Problem requirements: Repeat the records verbatim and leave the pictures out of your copy.

Provided entries:
'''
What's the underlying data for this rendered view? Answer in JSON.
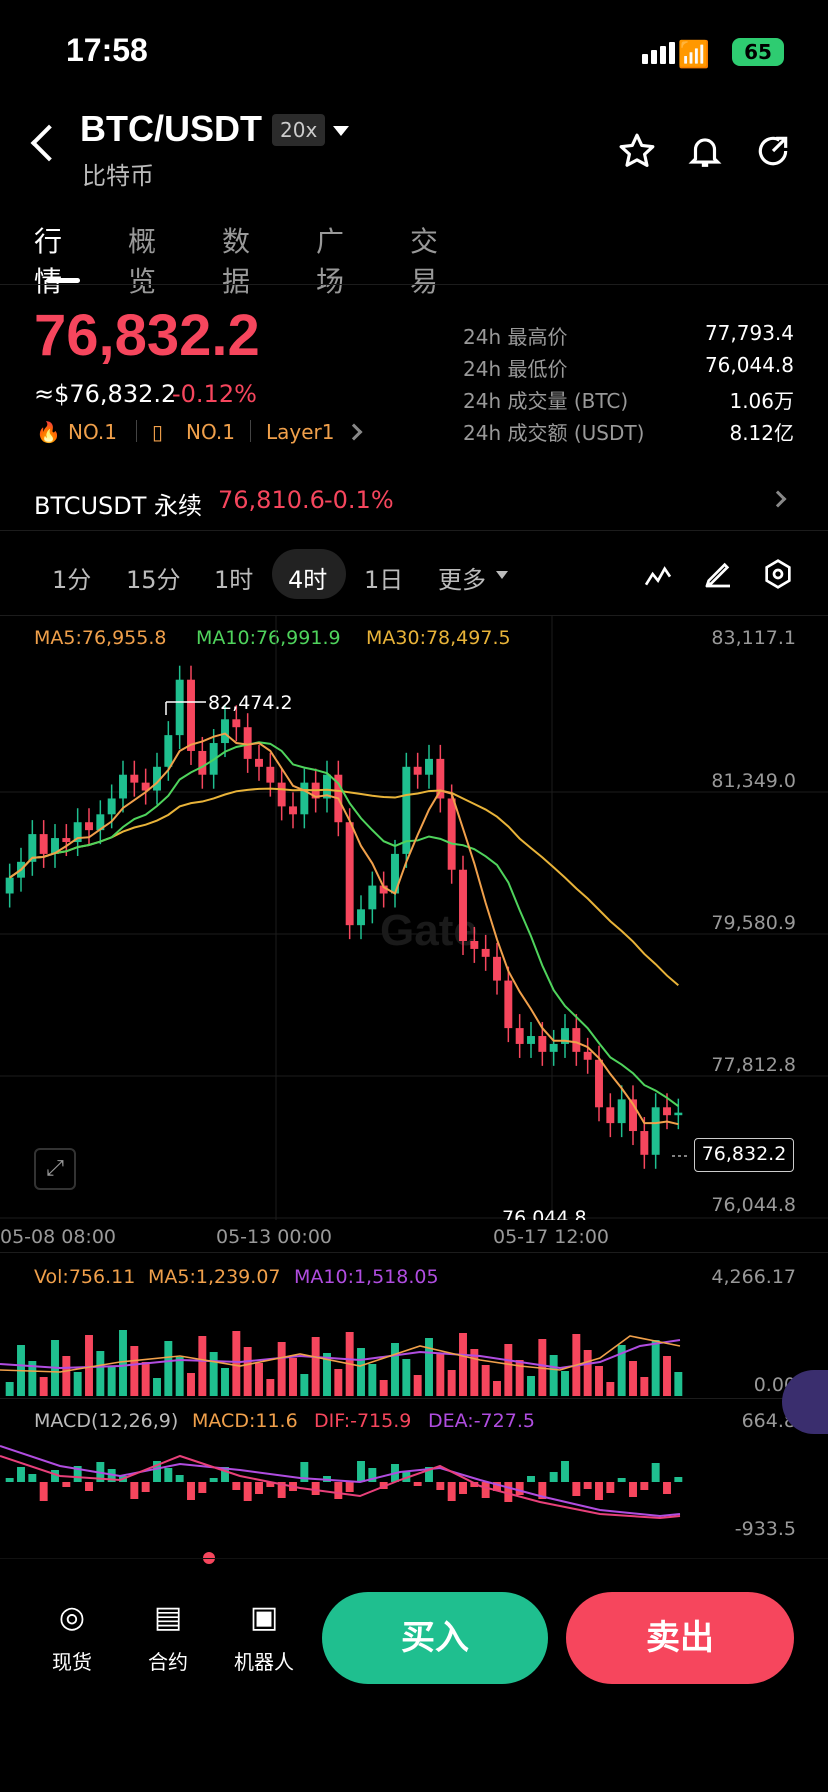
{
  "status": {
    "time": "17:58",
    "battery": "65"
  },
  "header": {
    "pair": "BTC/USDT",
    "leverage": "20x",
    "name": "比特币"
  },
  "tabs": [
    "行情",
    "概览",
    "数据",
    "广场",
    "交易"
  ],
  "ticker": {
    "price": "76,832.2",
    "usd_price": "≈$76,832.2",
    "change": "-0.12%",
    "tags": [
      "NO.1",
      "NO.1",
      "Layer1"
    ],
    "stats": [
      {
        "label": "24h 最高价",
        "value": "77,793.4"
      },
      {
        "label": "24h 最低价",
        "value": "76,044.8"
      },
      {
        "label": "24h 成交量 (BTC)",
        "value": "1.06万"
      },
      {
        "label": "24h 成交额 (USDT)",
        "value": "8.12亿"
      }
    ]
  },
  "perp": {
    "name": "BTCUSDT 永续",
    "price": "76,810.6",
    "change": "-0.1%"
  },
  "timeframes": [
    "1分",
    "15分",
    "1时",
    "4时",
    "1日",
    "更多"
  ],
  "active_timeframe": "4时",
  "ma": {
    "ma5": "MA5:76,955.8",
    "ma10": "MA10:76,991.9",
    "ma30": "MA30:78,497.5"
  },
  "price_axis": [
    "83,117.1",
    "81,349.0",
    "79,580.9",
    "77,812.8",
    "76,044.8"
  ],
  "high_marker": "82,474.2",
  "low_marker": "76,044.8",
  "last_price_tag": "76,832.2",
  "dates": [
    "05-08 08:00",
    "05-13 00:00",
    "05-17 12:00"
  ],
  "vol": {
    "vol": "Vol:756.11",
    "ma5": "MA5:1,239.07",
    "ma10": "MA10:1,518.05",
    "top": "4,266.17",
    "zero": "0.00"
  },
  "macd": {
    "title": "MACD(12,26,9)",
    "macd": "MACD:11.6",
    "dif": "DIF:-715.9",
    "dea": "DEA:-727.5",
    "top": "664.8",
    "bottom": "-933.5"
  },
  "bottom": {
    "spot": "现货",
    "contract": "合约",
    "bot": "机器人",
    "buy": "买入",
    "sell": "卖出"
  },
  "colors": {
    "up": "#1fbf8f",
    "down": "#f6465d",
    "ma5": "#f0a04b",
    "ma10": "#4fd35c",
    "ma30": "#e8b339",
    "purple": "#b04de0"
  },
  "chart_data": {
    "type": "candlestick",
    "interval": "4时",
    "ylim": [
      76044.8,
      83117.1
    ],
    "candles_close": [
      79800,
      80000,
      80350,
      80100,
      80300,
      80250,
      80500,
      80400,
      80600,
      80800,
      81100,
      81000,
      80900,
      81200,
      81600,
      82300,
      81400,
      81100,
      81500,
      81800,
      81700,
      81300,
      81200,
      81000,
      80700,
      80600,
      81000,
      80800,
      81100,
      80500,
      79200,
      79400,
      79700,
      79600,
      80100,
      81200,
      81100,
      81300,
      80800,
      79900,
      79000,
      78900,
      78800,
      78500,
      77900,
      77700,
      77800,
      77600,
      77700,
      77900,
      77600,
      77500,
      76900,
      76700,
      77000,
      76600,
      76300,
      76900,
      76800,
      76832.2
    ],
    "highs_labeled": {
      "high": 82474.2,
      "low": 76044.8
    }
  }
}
'''
Answer in full:
What's the underlying data for this rendered view? Answer in JSON.
{
  "status": {
    "time": "17:58",
    "battery": "65"
  },
  "header": {
    "pair": "BTC/USDT",
    "leverage": "20x",
    "name": "比特币"
  },
  "tabs": [
    "行情",
    "概览",
    "数据",
    "广场",
    "交易"
  ],
  "ticker": {
    "price": "76,832.2",
    "usd_price": "≈$76,832.2",
    "change": "-0.12%",
    "tags": [
      "NO.1",
      "NO.1",
      "Layer1"
    ],
    "stats": [
      {
        "label": "24h 最高价",
        "value": "77,793.4"
      },
      {
        "label": "24h 最低价",
        "value": "76,044.8"
      },
      {
        "label": "24h 成交量 (BTC)",
        "value": "1.06万"
      },
      {
        "label": "24h 成交额 (USDT)",
        "value": "8.12亿"
      }
    ]
  },
  "perp": {
    "name": "BTCUSDT 永续",
    "price": "76,810.6",
    "change": "-0.1%"
  },
  "timeframes": [
    "1分",
    "15分",
    "1时",
    "4时",
    "1日",
    "更多"
  ],
  "active_timeframe": "4时",
  "ma": {
    "ma5": "MA5:76,955.8",
    "ma10": "MA10:76,991.9",
    "ma30": "MA30:78,497.5"
  },
  "price_axis": [
    "83,117.1",
    "81,349.0",
    "79,580.9",
    "77,812.8",
    "76,044.8"
  ],
  "high_marker": "82,474.2",
  "low_marker": "76,044.8",
  "last_price_tag": "76,832.2",
  "dates": [
    "05-08 08:00",
    "05-13 00:00",
    "05-17 12:00"
  ],
  "vol": {
    "vol": "Vol:756.11",
    "ma5": "MA5:1,239.07",
    "ma10": "MA10:1,518.05",
    "top": "4,266.17",
    "zero": "0.00"
  },
  "macd": {
    "title": "MACD(12,26,9)",
    "macd": "MACD:11.6",
    "dif": "DIF:-715.9",
    "dea": "DEA:-727.5",
    "top": "664.8",
    "bottom": "-933.5"
  },
  "bottom": {
    "spot": "现货",
    "contract": "合约",
    "bot": "机器人",
    "buy": "买入",
    "sell": "卖出"
  },
  "colors": {
    "up": "#1fbf8f",
    "down": "#f6465d",
    "ma5": "#f0a04b",
    "ma10": "#4fd35c",
    "ma30": "#e8b339",
    "purple": "#b04de0"
  },
  "chart_data": {
    "type": "candlestick",
    "interval": "4时",
    "ylim": [
      76044.8,
      83117.1
    ],
    "candles_close": [
      79800,
      80000,
      80350,
      80100,
      80300,
      80250,
      80500,
      80400,
      80600,
      80800,
      81100,
      81000,
      80900,
      81200,
      81600,
      82300,
      81400,
      81100,
      81500,
      81800,
      81700,
      81300,
      81200,
      81000,
      80700,
      80600,
      81000,
      80800,
      81100,
      80500,
      79200,
      79400,
      79700,
      79600,
      80100,
      81200,
      81100,
      81300,
      80800,
      79900,
      79000,
      78900,
      78800,
      78500,
      77900,
      77700,
      77800,
      77600,
      77700,
      77900,
      77600,
      77500,
      76900,
      76700,
      77000,
      76600,
      76300,
      76900,
      76800,
      76832.2
    ],
    "highs_labeled": {
      "high": 82474.2,
      "low": 76044.8
    }
  }
}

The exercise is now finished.